**Problem details**
Copy every entry exactly.

Extracted records:
+++++
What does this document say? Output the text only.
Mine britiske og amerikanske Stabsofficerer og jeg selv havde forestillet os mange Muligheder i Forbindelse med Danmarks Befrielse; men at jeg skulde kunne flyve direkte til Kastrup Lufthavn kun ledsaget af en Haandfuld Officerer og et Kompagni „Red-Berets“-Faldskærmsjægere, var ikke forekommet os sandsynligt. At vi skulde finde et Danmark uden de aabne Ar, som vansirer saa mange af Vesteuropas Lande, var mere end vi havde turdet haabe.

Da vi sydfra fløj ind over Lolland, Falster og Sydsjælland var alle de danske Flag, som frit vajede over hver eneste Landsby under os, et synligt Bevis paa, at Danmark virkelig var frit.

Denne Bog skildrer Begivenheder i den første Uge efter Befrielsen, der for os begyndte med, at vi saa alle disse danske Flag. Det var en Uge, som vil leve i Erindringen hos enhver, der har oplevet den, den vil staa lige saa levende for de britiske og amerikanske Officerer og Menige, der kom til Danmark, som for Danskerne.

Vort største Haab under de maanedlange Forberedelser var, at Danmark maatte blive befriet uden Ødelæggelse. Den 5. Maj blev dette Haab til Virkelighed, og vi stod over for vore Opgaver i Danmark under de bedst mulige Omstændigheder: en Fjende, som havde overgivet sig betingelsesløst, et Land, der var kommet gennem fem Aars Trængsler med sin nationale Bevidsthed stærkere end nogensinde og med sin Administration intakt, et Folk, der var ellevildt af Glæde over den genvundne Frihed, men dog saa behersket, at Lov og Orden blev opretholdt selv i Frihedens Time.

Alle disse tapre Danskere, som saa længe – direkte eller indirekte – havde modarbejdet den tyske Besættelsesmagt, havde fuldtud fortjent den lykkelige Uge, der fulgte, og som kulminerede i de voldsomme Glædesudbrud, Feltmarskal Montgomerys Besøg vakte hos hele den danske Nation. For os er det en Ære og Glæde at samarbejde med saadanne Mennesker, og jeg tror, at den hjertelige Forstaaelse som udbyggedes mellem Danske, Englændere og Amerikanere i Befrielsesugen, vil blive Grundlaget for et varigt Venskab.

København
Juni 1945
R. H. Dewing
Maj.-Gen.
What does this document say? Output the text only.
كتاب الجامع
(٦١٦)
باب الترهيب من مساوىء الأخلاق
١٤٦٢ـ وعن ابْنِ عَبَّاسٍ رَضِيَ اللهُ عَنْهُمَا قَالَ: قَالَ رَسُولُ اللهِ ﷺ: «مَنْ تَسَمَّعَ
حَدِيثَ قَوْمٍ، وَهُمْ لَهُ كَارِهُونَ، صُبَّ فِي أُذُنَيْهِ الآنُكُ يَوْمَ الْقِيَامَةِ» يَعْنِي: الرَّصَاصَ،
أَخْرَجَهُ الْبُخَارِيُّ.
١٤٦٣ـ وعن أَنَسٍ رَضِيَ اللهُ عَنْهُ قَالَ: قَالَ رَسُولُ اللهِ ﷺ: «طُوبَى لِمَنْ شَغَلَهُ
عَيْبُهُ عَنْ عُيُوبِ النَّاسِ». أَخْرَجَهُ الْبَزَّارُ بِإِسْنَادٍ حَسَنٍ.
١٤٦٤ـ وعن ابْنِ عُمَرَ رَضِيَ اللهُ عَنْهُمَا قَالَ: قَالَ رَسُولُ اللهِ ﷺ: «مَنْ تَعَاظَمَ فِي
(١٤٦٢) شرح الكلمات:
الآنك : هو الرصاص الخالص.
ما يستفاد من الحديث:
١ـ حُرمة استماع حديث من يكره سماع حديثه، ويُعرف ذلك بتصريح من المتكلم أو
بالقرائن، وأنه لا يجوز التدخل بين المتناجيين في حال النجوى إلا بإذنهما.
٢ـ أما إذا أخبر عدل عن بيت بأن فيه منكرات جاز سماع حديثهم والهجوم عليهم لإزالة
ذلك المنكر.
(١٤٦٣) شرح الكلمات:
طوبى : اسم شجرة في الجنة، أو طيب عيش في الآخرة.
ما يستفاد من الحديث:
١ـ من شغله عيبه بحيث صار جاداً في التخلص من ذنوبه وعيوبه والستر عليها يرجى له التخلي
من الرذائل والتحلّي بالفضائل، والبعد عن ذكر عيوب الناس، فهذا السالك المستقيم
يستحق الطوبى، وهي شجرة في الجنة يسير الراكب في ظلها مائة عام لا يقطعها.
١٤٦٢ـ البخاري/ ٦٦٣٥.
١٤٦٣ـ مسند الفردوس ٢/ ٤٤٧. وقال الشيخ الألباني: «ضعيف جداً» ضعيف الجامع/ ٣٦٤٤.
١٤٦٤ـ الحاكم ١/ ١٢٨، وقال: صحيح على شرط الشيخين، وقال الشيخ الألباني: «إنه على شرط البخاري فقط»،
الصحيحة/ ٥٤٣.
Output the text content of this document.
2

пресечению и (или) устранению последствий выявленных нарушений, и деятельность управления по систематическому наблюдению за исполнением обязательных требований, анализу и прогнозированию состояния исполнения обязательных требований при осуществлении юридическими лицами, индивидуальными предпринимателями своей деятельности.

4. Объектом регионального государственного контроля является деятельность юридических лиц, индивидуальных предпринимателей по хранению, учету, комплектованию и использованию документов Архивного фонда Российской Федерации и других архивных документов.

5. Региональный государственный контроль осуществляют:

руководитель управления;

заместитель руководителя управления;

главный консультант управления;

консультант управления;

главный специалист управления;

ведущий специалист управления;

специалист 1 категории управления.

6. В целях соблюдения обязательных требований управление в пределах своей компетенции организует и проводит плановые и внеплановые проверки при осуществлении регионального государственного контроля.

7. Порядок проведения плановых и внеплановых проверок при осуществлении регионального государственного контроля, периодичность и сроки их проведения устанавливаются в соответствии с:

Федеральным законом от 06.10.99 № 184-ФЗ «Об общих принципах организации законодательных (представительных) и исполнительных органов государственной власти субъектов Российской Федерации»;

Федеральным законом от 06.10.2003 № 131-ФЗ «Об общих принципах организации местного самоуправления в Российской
+++++
**Answer to the exercise**
What does this document say? Output the text only.
Mine britiske og amerikanske Stabsofficerer og jeg selv havde forestillet os mange Muligheder i Forbindelse med Danmarks Befrielse; men at jeg skulde kunne flyve direkte til Kastrup Lufthavn kun ledsaget af en Haandfuld Officerer og et Kompagni „Red-Berets“-Faldskærmsjægere, var ikke forekommet os sandsynligt. At vi skulde finde et Danmark uden de aabne Ar, som vansirer saa mange af Vesteuropas Lande, var mere end vi havde turdet haabe.

Da vi sydfra fløj ind over Lolland, Falster og Sydsjælland var alle de danske Flag, som frit vajede over hver eneste Landsby under os, et synligt Bevis paa, at Danmark virkelig var frit.

Denne Bog skildrer Begivenheder i den første Uge efter Befrielsen, der for os begyndte med, at vi saa alle disse danske Flag. Det var en Uge, som vil leve i Erindringen hos enhver, der har oplevet den, den vil staa lige saa levende for de britiske og amerikanske Officerer og Menige, der kom til Danmark, som for Danskerne.

Vort største Haab under de maanedlange Forberedelser var, at Danmark maatte blive befriet uden Ødelæggelse. Den 5. Maj blev dette Haab til Virkelighed, og vi stod over for vore Opgaver i Danmark under de bedst mulige Omstændigheder: en Fjende, som havde overgivet sig betingelsesløst, et Land, der var kommet gennem fem Aars Trængsler med sin nationale Bevidsthed stærkere end nogensinde og med sin Administration intakt, et Folk, der var ellevildt af Glæde over den genvundne Frihed, men dog saa behersket, at Lov og Orden blev opretholdt selv i Frihedens Time.

Alle disse tapre Danskere, som saa længe – direkte eller indirekte – havde modarbejdet den tyske Besættelsesmagt, havde fuldtud fortjent den lykkelige Uge, der fulgte, og som kulminerede i de voldsomme Glædesudbrud, Feltmarskal Montgomerys Besøg vakte hos hele den danske Nation. For os er det en Ære og Glæde at samarbejde med saadanne Mennesker, og jeg tror, at den hjertelige Forstaaelse som udbyggedes mellem Danske, Englændere og Amerikanere i Befrielsesugen, vil blive Grundlaget for et varigt Venskab.

København
Juni 1945
R. H. Dewing
Maj.-Gen.
What does this document say? Output the text only.
كتاب الجامع
(٦١٦)
باب الترهيب من مساوىء الأخلاق
١٤٦٢ـ وعن ابْنِ عَبَّاسٍ رَضِيَ اللهُ عَنْهُمَا قَالَ: قَالَ رَسُولُ اللهِ ﷺ: «مَنْ تَسَمَّعَ
حَدِيثَ قَوْمٍ، وَهُمْ لَهُ كَارِهُونَ، صُبَّ فِي أُذُنَيْهِ الآنُكُ يَوْمَ الْقِيَامَةِ» يَعْنِي: الرَّصَاصَ،
أَخْرَجَهُ الْبُخَارِيُّ.
١٤٦٣ـ وعن أَنَسٍ رَضِيَ اللهُ عَنْهُ قَالَ: قَالَ رَسُولُ اللهِ ﷺ: «طُوبَى لِمَنْ شَغَلَهُ
عَيْبُهُ عَنْ عُيُوبِ النَّاسِ». أَخْرَجَهُ الْبَزَّارُ بِإِسْنَادٍ حَسَنٍ.
١٤٦٤ـ وعن ابْنِ عُمَرَ رَضِيَ اللهُ عَنْهُمَا قَالَ: قَالَ رَسُولُ اللهِ ﷺ: «مَنْ تَعَاظَمَ فِي
(١٤٦٢) شرح الكلمات:
الآنك : هو الرصاص الخالص.
ما يستفاد من الحديث:
١ـ حُرمة استماع حديث من يكره سماع حديثه، ويُعرف ذلك بتصريح من المتكلم أو
بالقرائن، وأنه لا يجوز التدخل بين المتناجيين في حال النجوى إلا بإذنهما.
٢ـ أما إذا أخبر عدل عن بيت بأن فيه منكرات جاز سماع حديثهم والهجوم عليهم لإزالة
ذلك المنكر.
(١٤٦٣) شرح الكلمات:
طوبى : اسم شجرة في الجنة، أو طيب عيش في الآخرة.
ما يستفاد من الحديث:
١ـ من شغله عيبه بحيث صار جاداً في التخلص من ذنوبه وعيوبه والستر عليها يرجى له التخلي
من الرذائل والتحلّي بالفضائل، والبعد عن ذكر عيوب الناس، فهذا السالك المستقيم
يستحق الطوبى، وهي شجرة في الجنة يسير الراكب في ظلها مائة عام لا يقطعها.
١٤٦٢ـ البخاري/ ٦٦٣٥.
١٤٦٣ـ مسند الفردوس ٢/ ٤٤٧. وقال الشيخ الألباني: «ضعيف جداً» ضعيف الجامع/ ٣٦٤٤.
١٤٦٤ـ الحاكم ١/ ١٢٨، وقال: صحيح على شرط الشيخين، وقال الشيخ الألباني: «إنه على شرط البخاري فقط»،
الصحيحة/ ٥٤٣.
Output the text content of this document.
2

пресечению и (или) устранению последствий выявленных нарушений, и деятельность управления по систематическому наблюдению за исполнением обязательных требований, анализу и прогнозированию состояния исполнения обязательных требований при осуществлении юридическими лицами, индивидуальными предпринимателями своей деятельности.

4. Объектом регионального государственного контроля является деятельность юридических лиц, индивидуальных предпринимателей по хранению, учету, комплектованию и использованию документов Архивного фонда Российской Федерации и других архивных документов.

5. Региональный государственный контроль осуществляют:

руководитель управления;

заместитель руководителя управления;

главный консультант управления;

консультант управления;

главный специалист управления;

ведущий специалист управления;

специалист 1 категории управления.

6. В целях соблюдения обязательных требований управление в пределах своей компетенции организует и проводит плановые и внеплановые проверки при осуществлении регионального государственного контроля.

7. Порядок проведения плановых и внеплановых проверок при осуществлении регионального государственного контроля, периодичность и сроки их проведения устанавливаются в соответствии с:

Федеральным законом от 06.10.99 № 184-ФЗ «Об общих принципах организации законодательных (представительных) и исполнительных органов государственной власти субъектов Российской Федерации»;

Федеральным законом от 06.10.2003 № 131-ФЗ «Об общих принципах организации местного самоуправления в Российской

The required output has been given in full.